____ Stored rows
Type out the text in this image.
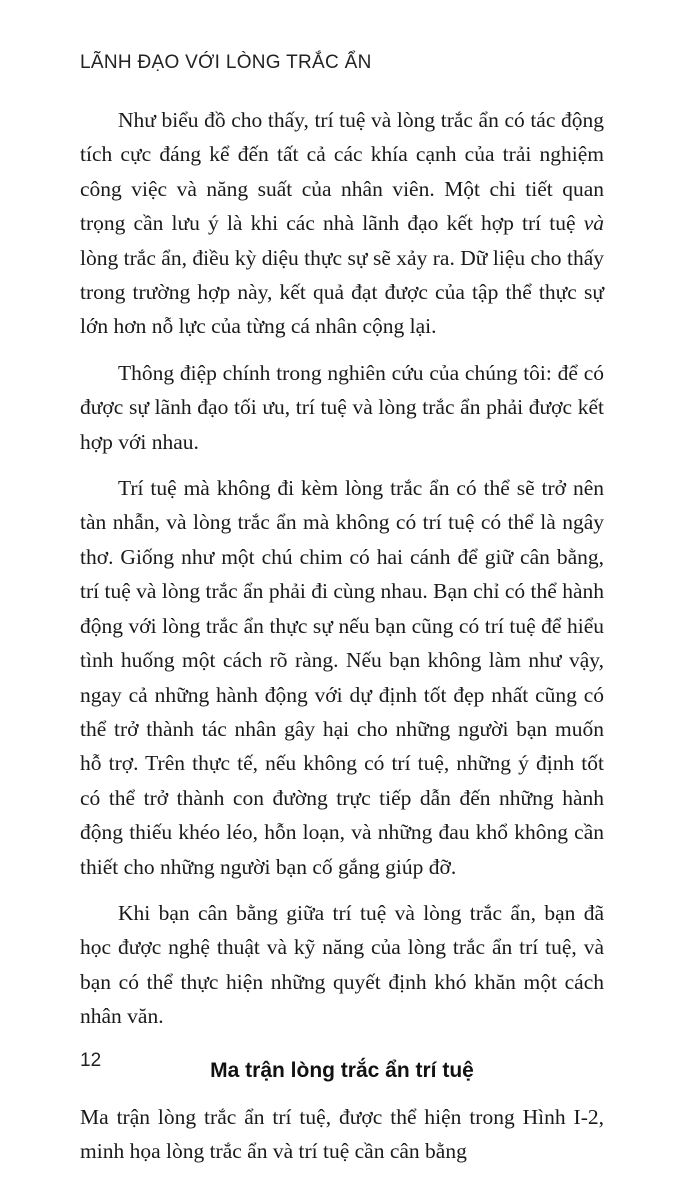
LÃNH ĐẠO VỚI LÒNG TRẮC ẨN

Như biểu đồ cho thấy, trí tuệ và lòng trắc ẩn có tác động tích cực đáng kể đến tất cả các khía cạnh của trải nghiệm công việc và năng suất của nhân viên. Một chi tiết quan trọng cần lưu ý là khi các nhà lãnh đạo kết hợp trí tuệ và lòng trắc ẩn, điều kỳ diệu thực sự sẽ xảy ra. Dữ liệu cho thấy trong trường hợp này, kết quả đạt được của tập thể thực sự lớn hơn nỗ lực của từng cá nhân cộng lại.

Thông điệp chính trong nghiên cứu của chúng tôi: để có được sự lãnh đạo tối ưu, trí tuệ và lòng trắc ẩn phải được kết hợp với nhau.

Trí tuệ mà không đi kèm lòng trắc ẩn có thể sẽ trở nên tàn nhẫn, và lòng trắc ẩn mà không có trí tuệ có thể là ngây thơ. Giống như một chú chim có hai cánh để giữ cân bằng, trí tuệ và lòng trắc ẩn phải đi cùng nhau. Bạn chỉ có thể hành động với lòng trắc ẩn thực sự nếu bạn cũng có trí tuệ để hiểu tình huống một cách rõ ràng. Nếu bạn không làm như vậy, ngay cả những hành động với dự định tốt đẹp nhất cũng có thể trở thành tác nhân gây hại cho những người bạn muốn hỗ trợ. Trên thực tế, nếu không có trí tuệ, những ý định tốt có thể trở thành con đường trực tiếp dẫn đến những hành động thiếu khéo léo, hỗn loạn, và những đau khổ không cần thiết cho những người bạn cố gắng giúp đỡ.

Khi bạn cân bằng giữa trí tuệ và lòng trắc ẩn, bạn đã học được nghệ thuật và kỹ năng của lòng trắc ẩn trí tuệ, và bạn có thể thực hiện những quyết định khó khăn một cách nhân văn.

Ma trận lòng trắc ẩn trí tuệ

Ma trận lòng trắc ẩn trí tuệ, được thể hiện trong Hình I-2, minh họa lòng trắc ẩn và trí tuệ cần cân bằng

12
________
Which lines of the data include "phải"? Copy each of them.

> Correct response:
Thông điệp chính trong nghiên cứu của chúng tôi: để có được sự lãnh đạo tối ưu, trí tuệ và lòng trắc ẩn phải được kết hợp với nhau.
Trí tuệ mà không đi kèm lòng trắc ẩn có thể sẽ trở nên tàn nhẫn, và lòng trắc ẩn mà không có trí tuệ có thể là ngây thơ. Giống như một chú chim có hai cánh để giữ cân bằng, trí tuệ và lòng trắc ẩn phải đi cùng nhau. Bạn chỉ có thể hành động với lòng trắc ẩn thực sự nếu bạn cũng có trí tuệ để hiểu tình huống một cách rõ ràng. Nếu bạn không làm như vậy, ngay cả những hành động với dự định tốt đẹp nhất cũng có thể trở thành tác nhân gây hại cho những người bạn muốn hỗ trợ. Trên thực tế, nếu không có trí tuệ, những ý định tốt có thể trở thành con đường trực tiếp dẫn đến những hành động thiếu khéo léo, hỗn loạn, và những đau khổ không cần thiết cho những người bạn cố gắng giúp đỡ.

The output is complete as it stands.